### Exercise goal
Extract every line that contains the string "Pyruvate".

### Records supplied
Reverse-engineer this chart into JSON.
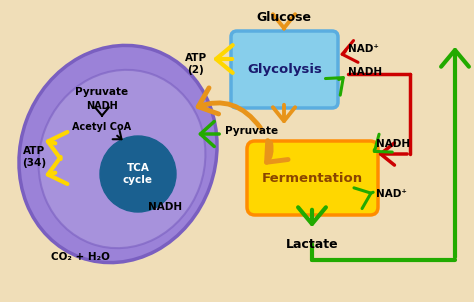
{
  "bg_outer": "#7ECFD4",
  "bg_cell": "#F0DEB8",
  "bg_cell_edge": "#2E8B6A",
  "mito_fill": "#9B82D8",
  "mito_edge": "#7A5FC0",
  "mito_inner_fill": "#B09EE0",
  "tca_fill": "#1A6090",
  "tca_text": "white",
  "glycolysis_fill": "#87CEEB",
  "glycolysis_edge": "#5AADE0",
  "fermentation_fill_top": "#FFD700",
  "fermentation_fill_bot": "#FF8C00",
  "orange_arrow": "#E8941A",
  "yellow_arrow": "#FFD700",
  "green_arrow": "#22AA00",
  "red_arrow": "#CC0000",
  "glucose_label": "Glucose",
  "glycolysis_label": "Glycolysis",
  "fermentation_label": "Fermentation",
  "tca_label": "TCA\ncycle",
  "atp2": "ATP\n(2)",
  "atp34": "ATP\n(34)",
  "pyruvate_center": "Pyruvate",
  "pyruvate_mito": "Pyruvate",
  "nadh_mito_top": "NADH",
  "acetyl_coa": "Acetyl CoA",
  "nadh_mito_bot": "NADH",
  "co2_h2o": "CO₂ + H₂O",
  "nad_plus_gly": "NAD⁺",
  "nadh_gly": "NADH",
  "nadh_ferm": "NADH",
  "nad_plus_ferm": "NAD⁺",
  "lactate": "Lactate"
}
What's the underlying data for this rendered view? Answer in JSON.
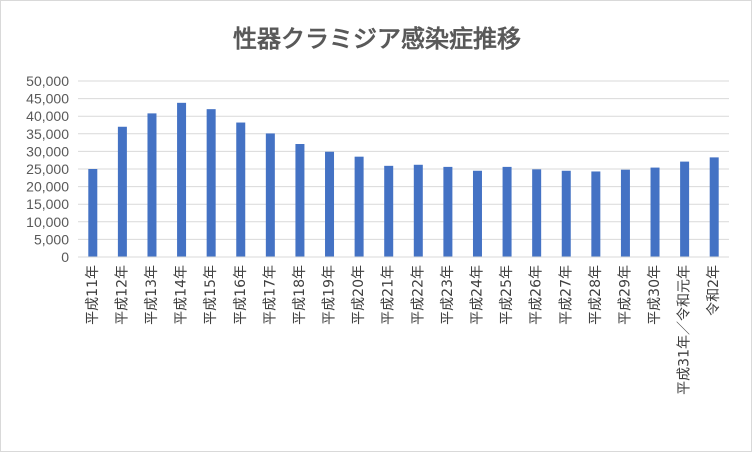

### Exercise solution
  "pyruvate_center": "Pyruvate",
  "pyruvate_mito": "Pyruvate",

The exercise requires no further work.